§ TASK INPUTS:
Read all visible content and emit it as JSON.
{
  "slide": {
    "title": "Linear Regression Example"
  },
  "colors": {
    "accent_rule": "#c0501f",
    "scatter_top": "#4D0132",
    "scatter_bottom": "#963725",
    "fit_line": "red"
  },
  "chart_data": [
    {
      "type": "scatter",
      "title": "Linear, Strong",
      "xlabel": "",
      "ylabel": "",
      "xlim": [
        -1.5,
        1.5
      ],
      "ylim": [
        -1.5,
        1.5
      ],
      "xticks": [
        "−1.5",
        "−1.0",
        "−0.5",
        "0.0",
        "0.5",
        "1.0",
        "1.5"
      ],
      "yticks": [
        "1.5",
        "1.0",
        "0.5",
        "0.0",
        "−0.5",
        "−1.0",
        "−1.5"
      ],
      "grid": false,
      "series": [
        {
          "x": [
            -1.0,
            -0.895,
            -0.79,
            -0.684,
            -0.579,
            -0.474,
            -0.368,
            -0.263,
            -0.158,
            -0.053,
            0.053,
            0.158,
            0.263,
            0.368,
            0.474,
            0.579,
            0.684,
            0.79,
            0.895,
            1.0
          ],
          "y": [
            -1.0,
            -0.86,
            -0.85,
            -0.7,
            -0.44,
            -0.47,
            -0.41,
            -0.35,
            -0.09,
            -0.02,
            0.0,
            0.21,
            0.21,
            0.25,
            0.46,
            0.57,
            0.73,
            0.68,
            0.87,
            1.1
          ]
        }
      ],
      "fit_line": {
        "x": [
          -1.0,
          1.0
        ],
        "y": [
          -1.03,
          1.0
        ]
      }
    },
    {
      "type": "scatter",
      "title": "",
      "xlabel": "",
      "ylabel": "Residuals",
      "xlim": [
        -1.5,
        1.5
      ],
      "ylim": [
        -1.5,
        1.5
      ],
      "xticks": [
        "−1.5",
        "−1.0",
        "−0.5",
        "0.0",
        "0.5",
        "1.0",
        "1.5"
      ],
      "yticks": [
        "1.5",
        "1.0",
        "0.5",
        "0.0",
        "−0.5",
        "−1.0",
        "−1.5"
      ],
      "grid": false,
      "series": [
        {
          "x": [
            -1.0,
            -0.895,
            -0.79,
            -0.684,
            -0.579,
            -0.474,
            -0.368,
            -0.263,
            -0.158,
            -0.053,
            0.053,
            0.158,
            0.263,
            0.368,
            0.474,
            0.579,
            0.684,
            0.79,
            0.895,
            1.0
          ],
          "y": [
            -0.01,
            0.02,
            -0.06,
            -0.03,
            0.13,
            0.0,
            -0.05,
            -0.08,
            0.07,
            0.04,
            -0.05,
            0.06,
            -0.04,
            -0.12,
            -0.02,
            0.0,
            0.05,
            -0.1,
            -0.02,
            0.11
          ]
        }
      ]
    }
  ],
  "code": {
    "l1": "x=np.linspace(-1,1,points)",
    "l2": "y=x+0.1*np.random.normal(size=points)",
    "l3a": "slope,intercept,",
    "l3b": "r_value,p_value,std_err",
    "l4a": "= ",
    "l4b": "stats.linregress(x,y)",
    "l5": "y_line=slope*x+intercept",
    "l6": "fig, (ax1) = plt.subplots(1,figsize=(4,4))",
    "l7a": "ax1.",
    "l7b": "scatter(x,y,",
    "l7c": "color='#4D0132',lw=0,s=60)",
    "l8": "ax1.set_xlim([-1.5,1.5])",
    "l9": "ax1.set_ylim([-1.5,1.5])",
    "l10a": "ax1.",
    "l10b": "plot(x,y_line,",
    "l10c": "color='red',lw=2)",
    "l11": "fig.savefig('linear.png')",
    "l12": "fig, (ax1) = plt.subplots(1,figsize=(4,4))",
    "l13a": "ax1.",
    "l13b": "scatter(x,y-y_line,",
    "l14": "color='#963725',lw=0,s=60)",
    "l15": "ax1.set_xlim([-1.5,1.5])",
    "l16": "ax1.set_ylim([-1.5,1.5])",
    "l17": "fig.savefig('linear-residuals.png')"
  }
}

§ WHAT THE TASK REQUIRES: All of the entries need to be reproduced exactly; please write them out.

§ FINISHED EXERCISE:
Read all visible content and emit it as JSON.
{
  "slide": {
    "title": "Linear Regression Example"
  },
  "colors": {
    "accent_rule": "#c0501f",
    "scatter_top": "#4D0132",
    "scatter_bottom": "#963725",
    "fit_line": "red"
  },
  "chart_data": [
    {
      "type": "scatter",
      "title": "Linear, Strong",
      "xlabel": "",
      "ylabel": "",
      "xlim": [
        -1.5,
        1.5
      ],
      "ylim": [
        -1.5,
        1.5
      ],
      "xticks": [
        "−1.5",
        "−1.0",
        "−0.5",
        "0.0",
        "0.5",
        "1.0",
        "1.5"
      ],
      "yticks": [
        "1.5",
        "1.0",
        "0.5",
        "0.0",
        "−0.5",
        "−1.0",
        "−1.5"
      ],
      "grid": false,
      "series": [
        {
          "x": [
            -1.0,
            -0.895,
            -0.79,
            -0.684,
            -0.579,
            -0.474,
            -0.368,
            -0.263,
            -0.158,
            -0.053,
            0.053,
            0.158,
            0.263,
            0.368,
            0.474,
            0.579,
            0.684,
            0.79,
            0.895,
            1.0
          ],
          "y": [
            -1.0,
            -0.86,
            -0.85,
            -0.7,
            -0.44,
            -0.47,
            -0.41,
            -0.35,
            -0.09,
            -0.02,
            0.0,
            0.21,
            0.21,
            0.25,
            0.46,
            0.57,
            0.73,
            0.68,
            0.87,
            1.1
          ]
        }
      ],
      "fit_line": {
        "x": [
          -1.0,
          1.0
        ],
        "y": [
          -1.03,
          1.0
        ]
      }
    },
    {
      "type": "scatter",
      "title": "",
      "xlabel": "",
      "ylabel": "Residuals",
      "xlim": [
        -1.5,
        1.5
      ],
      "ylim": [
        -1.5,
        1.5
      ],
      "xticks": [
        "−1.5",
        "−1.0",
        "−0.5",
        "0.0",
        "0.5",
        "1.0",
        "1.5"
      ],
      "yticks": [
        "1.5",
        "1.0",
        "0.5",
        "0.0",
        "−0.5",
        "−1.0",
        "−1.5"
      ],
      "grid": false,
      "series": [
        {
          "x": [
            -1.0,
            -0.895,
            -0.79,
            -0.684,
            -0.579,
            -0.474,
            -0.368,
            -0.263,
            -0.158,
            -0.053,
            0.053,
            0.158,
            0.263,
            0.368,
            0.474,
            0.579,
            0.684,
            0.79,
            0.895,
            1.0
          ],
          "y": [
            -0.01,
            0.02,
            -0.06,
            -0.03,
            0.13,
            0.0,
            -0.05,
            -0.08,
            0.07,
            0.04,
            -0.05,
            0.06,
            -0.04,
            -0.12,
            -0.02,
            0.0,
            0.05,
            -0.1,
            -0.02,
            0.11
          ]
        }
      ]
    }
  ],
  "code": {
    "l1": "x=np.linspace(-1,1,points)",
    "l2": "y=x+0.1*np.random.normal(size=points)",
    "l3a": "slope,intercept,",
    "l3b": "r_value,p_value,std_err",
    "l4a": "= ",
    "l4b": "stats.linregress(x,y)",
    "l5": "y_line=slope*x+intercept",
    "l6": "fig, (ax1) = plt.subplots(1,figsize=(4,4))",
    "l7a": "ax1.",
    "l7b": "scatter(x,y,",
    "l7c": "color='#4D0132',lw=0,s=60)",
    "l8": "ax1.set_xlim([-1.5,1.5])",
    "l9": "ax1.set_ylim([-1.5,1.5])",
    "l10a": "ax1.",
    "l10b": "plot(x,y_line,",
    "l10c": "color='red',lw=2)",
    "l11": "fig.savefig('linear.png')",
    "l12": "fig, (ax1) = plt.subplots(1,figsize=(4,4))",
    "l13a": "ax1.",
    "l13b": "scatter(x,y-y_line,",
    "l14": "color='#963725',lw=0,s=60)",
    "l15": "ax1.set_xlim([-1.5,1.5])",
    "l16": "ax1.set_ylim([-1.5,1.5])",
    "l17": "fig.savefig('linear-residuals.png')"
  }
}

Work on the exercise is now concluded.